- [Source]:
◆ ◆ ◆

In his autobiography, My Life in Court, the great trial lawyer Louis Nizer talked about litigation as a game of probability. Witnesses are put on the stand and testify to an event or chain of events. While their testimony may be truthful, it may not be accurate. Memories are flawed and witnesses view events from a particular vantage point, often not incorporating a scene’s entirety.
One wonders if Nizer—who passed away in 1994—would view things differently today. iPhone videos, photographs, audio recordings, and emails memorializing real-time recollections eliminate jury guessing games and reduce the need for witnesses. Does counsel really need eyewitness testimony of a car accident also captured on an iPhone? In a theoretical sense, just as automation has taken workers off the production line, technological innovation has taken witnesses off the stand.
To keep up with the times, we need to adjust teaching methods. Trial advocacy programs often start by teaching students the art of direct and cross-examination, followed by openings and closings. Why not begin training by requiring that students try cases using only documents, videos, photographs, and audio recordings? This forces students to learn the evidentiary rules of relevance, hearsay, and authentication as well as the art of openings and closings. For their first mock trial, prohibit students from calling witnesses; make them try the case using non-testimonial evidence. Then have them retry the same case with witnesses. This approach is the legal equivalent of the basketball coach making players practice with their weak hand or the ice hockey coach having players scrimmage with their sticks turned upside down.
Forcing students to focus on exhibits also teaches them how to select, or better yet de-select—perhaps from a trove of electronic information—exhibits that nail the case. In an era of abundant information, the skill of exhibit de-selection is critical to avoid going down a rabbit hole and losing the decision maker.

◆ ◆ ◆

- [Data section]:

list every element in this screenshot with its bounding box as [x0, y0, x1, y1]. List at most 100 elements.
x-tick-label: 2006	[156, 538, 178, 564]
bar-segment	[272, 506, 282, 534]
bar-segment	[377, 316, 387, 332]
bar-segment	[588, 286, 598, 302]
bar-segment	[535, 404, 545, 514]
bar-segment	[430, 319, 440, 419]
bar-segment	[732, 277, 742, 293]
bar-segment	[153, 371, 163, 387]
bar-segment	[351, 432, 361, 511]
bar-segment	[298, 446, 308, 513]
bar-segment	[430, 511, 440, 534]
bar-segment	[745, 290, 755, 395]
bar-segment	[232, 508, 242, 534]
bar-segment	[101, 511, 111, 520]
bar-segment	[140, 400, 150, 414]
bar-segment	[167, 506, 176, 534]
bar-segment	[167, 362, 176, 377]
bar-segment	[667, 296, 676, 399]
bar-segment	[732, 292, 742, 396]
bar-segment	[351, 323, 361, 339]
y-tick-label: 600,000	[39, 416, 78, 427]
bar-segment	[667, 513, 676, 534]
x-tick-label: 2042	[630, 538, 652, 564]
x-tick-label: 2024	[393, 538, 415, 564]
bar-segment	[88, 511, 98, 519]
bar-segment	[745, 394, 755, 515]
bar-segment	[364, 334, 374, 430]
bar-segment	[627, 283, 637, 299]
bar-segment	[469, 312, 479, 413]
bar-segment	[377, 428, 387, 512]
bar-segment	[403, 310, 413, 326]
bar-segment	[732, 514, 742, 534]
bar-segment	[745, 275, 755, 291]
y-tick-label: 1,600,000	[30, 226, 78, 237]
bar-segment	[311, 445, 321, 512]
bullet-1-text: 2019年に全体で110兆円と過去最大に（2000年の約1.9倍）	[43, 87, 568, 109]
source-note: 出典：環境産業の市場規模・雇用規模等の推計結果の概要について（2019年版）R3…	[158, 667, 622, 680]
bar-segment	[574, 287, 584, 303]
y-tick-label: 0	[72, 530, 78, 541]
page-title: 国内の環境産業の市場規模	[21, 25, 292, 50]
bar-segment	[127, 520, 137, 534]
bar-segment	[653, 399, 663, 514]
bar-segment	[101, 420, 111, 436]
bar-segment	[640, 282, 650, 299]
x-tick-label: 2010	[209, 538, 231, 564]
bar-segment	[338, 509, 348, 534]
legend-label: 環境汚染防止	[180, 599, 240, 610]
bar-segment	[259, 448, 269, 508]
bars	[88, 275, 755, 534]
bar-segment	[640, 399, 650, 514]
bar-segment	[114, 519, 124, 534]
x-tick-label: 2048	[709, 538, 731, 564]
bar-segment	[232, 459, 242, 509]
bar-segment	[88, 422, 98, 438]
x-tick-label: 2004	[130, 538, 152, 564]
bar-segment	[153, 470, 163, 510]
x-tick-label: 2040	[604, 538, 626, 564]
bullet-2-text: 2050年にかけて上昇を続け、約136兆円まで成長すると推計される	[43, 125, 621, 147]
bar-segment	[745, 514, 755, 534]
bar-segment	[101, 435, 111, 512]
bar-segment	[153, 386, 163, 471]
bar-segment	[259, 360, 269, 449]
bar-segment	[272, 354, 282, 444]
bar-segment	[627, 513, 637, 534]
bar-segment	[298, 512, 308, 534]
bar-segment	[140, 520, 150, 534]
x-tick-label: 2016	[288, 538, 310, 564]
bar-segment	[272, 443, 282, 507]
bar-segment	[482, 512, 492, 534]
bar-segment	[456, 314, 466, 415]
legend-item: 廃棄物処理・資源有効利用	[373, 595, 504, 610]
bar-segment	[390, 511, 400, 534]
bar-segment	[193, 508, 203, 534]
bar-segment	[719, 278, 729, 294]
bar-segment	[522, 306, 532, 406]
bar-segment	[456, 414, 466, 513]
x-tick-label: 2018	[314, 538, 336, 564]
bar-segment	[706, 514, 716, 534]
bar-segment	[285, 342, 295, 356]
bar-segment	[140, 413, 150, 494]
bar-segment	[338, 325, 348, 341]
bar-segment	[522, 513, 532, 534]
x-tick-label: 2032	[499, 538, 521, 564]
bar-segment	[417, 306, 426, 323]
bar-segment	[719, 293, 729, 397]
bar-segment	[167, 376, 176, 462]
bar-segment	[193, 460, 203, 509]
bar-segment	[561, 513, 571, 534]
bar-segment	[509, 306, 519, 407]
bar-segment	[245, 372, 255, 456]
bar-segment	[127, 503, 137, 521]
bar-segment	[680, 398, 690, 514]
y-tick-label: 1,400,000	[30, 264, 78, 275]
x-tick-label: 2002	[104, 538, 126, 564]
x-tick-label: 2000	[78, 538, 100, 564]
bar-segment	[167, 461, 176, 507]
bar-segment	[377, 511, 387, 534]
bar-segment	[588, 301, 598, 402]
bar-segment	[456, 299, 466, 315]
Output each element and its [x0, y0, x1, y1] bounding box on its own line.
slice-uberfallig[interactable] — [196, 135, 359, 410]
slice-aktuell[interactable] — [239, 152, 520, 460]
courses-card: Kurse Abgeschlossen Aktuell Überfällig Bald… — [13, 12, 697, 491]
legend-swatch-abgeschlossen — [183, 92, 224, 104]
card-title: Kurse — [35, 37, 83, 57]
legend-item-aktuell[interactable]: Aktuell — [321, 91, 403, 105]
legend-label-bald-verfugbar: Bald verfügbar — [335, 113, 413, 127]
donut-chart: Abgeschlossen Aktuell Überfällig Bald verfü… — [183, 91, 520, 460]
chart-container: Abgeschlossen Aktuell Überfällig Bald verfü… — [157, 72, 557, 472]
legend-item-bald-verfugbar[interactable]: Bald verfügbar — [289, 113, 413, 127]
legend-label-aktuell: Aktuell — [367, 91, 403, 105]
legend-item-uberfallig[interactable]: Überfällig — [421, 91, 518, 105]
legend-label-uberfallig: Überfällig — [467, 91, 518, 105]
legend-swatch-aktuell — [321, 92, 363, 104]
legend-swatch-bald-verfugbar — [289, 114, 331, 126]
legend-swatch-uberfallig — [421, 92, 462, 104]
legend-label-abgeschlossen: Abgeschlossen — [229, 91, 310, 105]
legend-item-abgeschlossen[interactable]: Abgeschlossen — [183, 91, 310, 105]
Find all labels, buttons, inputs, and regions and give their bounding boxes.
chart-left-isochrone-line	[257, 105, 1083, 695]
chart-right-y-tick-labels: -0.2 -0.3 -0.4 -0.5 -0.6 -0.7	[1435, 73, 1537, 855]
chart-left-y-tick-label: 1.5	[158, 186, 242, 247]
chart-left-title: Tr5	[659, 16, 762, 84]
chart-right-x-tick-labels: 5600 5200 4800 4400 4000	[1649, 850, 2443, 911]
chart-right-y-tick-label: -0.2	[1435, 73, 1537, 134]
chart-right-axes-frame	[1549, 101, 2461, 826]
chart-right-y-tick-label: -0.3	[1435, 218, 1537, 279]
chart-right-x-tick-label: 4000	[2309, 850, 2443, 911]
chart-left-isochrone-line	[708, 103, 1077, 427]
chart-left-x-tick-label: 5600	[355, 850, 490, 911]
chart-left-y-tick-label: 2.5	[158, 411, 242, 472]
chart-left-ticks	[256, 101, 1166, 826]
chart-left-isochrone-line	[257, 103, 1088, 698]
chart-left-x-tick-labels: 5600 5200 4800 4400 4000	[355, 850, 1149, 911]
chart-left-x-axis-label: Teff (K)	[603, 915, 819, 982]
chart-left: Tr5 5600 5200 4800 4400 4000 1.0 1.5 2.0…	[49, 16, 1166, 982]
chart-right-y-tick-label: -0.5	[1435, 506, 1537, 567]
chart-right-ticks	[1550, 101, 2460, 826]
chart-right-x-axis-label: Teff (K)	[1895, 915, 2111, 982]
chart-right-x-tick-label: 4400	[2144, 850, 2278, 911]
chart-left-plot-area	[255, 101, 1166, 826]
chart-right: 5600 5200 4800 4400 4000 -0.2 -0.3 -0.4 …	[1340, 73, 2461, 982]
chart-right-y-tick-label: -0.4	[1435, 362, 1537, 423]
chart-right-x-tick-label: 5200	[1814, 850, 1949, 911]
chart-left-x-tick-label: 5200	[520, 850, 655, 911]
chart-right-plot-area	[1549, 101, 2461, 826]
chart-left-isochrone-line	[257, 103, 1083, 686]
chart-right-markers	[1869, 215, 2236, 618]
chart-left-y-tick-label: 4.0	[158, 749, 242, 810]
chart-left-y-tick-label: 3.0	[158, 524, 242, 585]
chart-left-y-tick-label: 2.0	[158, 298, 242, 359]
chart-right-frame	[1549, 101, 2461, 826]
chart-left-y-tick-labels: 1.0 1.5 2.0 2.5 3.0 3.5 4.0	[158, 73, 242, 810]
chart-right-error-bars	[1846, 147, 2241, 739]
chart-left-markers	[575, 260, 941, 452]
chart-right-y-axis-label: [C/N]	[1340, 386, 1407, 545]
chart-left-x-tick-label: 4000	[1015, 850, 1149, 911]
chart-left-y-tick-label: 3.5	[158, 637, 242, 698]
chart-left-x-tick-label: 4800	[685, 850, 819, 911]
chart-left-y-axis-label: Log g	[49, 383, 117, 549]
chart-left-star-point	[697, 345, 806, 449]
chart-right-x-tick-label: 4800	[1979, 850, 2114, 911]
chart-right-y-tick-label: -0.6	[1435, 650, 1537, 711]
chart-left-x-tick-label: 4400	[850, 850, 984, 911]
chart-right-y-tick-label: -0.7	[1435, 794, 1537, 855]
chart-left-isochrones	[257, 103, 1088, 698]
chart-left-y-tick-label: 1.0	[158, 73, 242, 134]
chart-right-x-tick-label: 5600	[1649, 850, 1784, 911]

◆ ◆ ◆

- [Written request 1]: Repeat the entries from their first line through the line that contains "432, 361, 511]", including both of those lines.
- [Written request 2]: Continue the essay on teaching trial advocacy from where it stops.
The legal essay and the entries are unrelated material.

- [Expected answer 1]:
list every element in this screenshot with its bounding box as [x0, y0, x1, y1]. List at most 100 elements.
x-tick-label: 2006	[156, 538, 178, 564]
bar-segment	[272, 506, 282, 534]
bar-segment	[377, 316, 387, 332]
bar-segment	[588, 286, 598, 302]
bar-segment	[535, 404, 545, 514]
bar-segment	[430, 319, 440, 419]
bar-segment	[732, 277, 742, 293]
bar-segment	[153, 371, 163, 387]
bar-segment	[351, 432, 361, 511]

- [Expected answer 2]:
Front-loaded litigation, caused by pleading rules changes, requires that students think about evidentiary rules during case development and investigation. Here are some rules to stress:
- FRE 201 (Judicial Notice of Adjudicative Facts). So much available online information meets FRE 201 requirements. Challenge those in trial advocacy programs to look outside the case file for industry standards or other usable evidence. This not only teaches students about the rule, it encourages curiosity, creativity, and thinking outside the box.
- FRE 801(d)(2) (An Opposing Party’s Statement). Simply teaching students about opposing party statements is not enough. In an age when opposing party statements are common, students must also learn this rule’s broad utility. Think about emails, PowerPoint presentations, LinkedIn, Facebook, and Tweets.
- FRE 901 (Authenticating or Identifying Evidence) and FRE 902 (Evidence that is Self-Authenticating). Teach students that if evidence is one, relevant under 401; two, not excluded under 403; three, not hearsay under 801(d); or four, meets a hearsay exception under 803, then the 901 and 902 authentication rules are the gateway for presenting evidence without a witness in court. FRE 902(13) and (14) even contemplate the mechanisms to authenticate electronic data.
- FRE 1006 (Summaries to Prove Content). In an age of more information than we know what to do with, consider FRE 1006 the “sleeper” of the Federal Rules of Evidence. It allows the presentation of data summaries to the court and/or the jury. Remember the movie The Rainmaker where the young lawyer, played by Tom Cruise, presents Great Insurance Company’s CEO with a foot-thick computer run of wrongfully denied claims? FRE 1006 permits summary usage in lieu of burdening the jury with a multitude of documents detailing the same thing. FRE 1006 may also eliminate the need for expert testimony from economists and accountants who will do nothing more than summarize and add up numbers.
Most importantly, we as teachers need to keep up with changes, adjust our methods, and maintain student engagement.